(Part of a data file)

BEGIN

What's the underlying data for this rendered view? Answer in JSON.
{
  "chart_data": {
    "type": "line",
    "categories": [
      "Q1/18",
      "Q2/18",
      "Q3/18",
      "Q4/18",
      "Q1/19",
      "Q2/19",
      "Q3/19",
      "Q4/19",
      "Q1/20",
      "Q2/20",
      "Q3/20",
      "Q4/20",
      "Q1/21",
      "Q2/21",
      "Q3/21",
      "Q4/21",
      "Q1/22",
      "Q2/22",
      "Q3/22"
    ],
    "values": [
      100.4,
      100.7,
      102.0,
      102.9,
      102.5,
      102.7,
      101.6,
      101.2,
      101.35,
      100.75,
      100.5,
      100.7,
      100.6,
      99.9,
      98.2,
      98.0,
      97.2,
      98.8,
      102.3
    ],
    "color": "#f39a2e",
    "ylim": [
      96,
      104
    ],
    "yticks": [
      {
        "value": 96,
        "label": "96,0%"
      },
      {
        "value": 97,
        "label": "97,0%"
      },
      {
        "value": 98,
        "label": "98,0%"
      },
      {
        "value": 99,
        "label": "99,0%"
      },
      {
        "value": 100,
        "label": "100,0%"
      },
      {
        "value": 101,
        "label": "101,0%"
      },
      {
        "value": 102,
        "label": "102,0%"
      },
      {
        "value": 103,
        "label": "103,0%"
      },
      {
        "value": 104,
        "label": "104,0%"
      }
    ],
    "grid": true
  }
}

END

### Objective
Set all of the entries down again, exactly as they were given.

### Exercise output
What's the underlying data for this rendered view? Answer in JSON.
{
  "chart_data": {
    "type": "line",
    "categories": [
      "Q1/18",
      "Q2/18",
      "Q3/18",
      "Q4/18",
      "Q1/19",
      "Q2/19",
      "Q3/19",
      "Q4/19",
      "Q1/20",
      "Q2/20",
      "Q3/20",
      "Q4/20",
      "Q1/21",
      "Q2/21",
      "Q3/21",
      "Q4/21",
      "Q1/22",
      "Q2/22",
      "Q3/22"
    ],
    "values": [
      100.4,
      100.7,
      102.0,
      102.9,
      102.5,
      102.7,
      101.6,
      101.2,
      101.35,
      100.75,
      100.5,
      100.7,
      100.6,
      99.9,
      98.2,
      98.0,
      97.2,
      98.8,
      102.3
    ],
    "color": "#f39a2e",
    "ylim": [
      96,
      104
    ],
    "yticks": [
      {
        "value": 96,
        "label": "96,0%"
      },
      {
        "value": 97,
        "label": "97,0%"
      },
      {
        "value": 98,
        "label": "98,0%"
      },
      {
        "value": 99,
        "label": "99,0%"
      },
      {
        "value": 100,
        "label": "100,0%"
      },
      {
        "value": 101,
        "label": "101,0%"
      },
      {
        "value": 102,
        "label": "102,0%"
      },
      {
        "value": 103,
        "label": "103,0%"
      },
      {
        "value": 104,
        "label": "104,0%"
      }
    ],
    "grid": true
  }
}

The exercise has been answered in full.